** Begin **

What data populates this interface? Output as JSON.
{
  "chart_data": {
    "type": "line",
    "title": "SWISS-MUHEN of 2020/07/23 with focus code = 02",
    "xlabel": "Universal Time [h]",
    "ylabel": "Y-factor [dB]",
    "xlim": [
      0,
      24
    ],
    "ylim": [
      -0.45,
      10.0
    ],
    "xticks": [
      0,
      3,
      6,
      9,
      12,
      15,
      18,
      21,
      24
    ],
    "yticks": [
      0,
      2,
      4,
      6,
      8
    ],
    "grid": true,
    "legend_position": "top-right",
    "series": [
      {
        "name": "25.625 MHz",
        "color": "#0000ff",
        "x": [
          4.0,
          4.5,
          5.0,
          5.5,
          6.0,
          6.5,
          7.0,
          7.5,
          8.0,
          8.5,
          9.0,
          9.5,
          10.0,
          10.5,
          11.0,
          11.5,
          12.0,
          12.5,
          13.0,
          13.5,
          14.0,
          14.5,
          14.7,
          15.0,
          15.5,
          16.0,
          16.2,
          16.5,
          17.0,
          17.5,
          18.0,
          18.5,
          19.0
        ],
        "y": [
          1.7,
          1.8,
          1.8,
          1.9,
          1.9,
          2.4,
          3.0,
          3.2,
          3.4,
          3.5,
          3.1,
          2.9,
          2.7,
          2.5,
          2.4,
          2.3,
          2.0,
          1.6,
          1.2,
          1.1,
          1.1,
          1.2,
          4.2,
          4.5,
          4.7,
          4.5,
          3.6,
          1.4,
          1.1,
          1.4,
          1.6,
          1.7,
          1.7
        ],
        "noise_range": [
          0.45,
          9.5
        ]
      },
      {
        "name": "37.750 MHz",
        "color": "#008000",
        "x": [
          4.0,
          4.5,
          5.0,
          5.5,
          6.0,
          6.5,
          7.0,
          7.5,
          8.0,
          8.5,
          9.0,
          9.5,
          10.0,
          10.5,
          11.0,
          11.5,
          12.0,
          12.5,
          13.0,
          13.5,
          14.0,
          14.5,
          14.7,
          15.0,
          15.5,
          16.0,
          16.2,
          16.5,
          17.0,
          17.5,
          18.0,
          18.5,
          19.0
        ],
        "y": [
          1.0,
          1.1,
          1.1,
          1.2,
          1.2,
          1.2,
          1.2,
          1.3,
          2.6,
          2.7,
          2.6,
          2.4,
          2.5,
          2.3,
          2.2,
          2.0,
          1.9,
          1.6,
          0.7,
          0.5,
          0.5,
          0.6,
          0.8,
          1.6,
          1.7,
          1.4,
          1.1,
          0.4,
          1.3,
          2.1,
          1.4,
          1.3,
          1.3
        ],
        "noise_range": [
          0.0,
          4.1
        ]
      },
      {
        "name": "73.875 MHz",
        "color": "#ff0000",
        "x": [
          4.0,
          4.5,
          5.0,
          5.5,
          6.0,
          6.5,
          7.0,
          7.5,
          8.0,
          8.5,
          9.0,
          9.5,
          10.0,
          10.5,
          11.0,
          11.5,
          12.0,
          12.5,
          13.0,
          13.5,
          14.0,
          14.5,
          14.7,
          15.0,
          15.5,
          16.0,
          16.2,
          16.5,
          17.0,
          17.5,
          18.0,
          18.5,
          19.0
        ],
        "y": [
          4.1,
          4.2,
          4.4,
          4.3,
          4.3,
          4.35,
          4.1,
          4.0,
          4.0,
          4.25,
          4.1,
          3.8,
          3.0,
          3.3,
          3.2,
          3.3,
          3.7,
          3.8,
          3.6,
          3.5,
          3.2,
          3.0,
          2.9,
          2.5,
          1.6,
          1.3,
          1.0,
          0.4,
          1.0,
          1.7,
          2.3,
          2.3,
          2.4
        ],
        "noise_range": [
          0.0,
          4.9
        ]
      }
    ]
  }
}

** End **

◆ **What is expected**
Scan the entries above. Copy each line that has the string "color".

◆ **Answer to this task**
        "color": "#0000ff",
        "color": "#008000",
        "color": "#ff0000",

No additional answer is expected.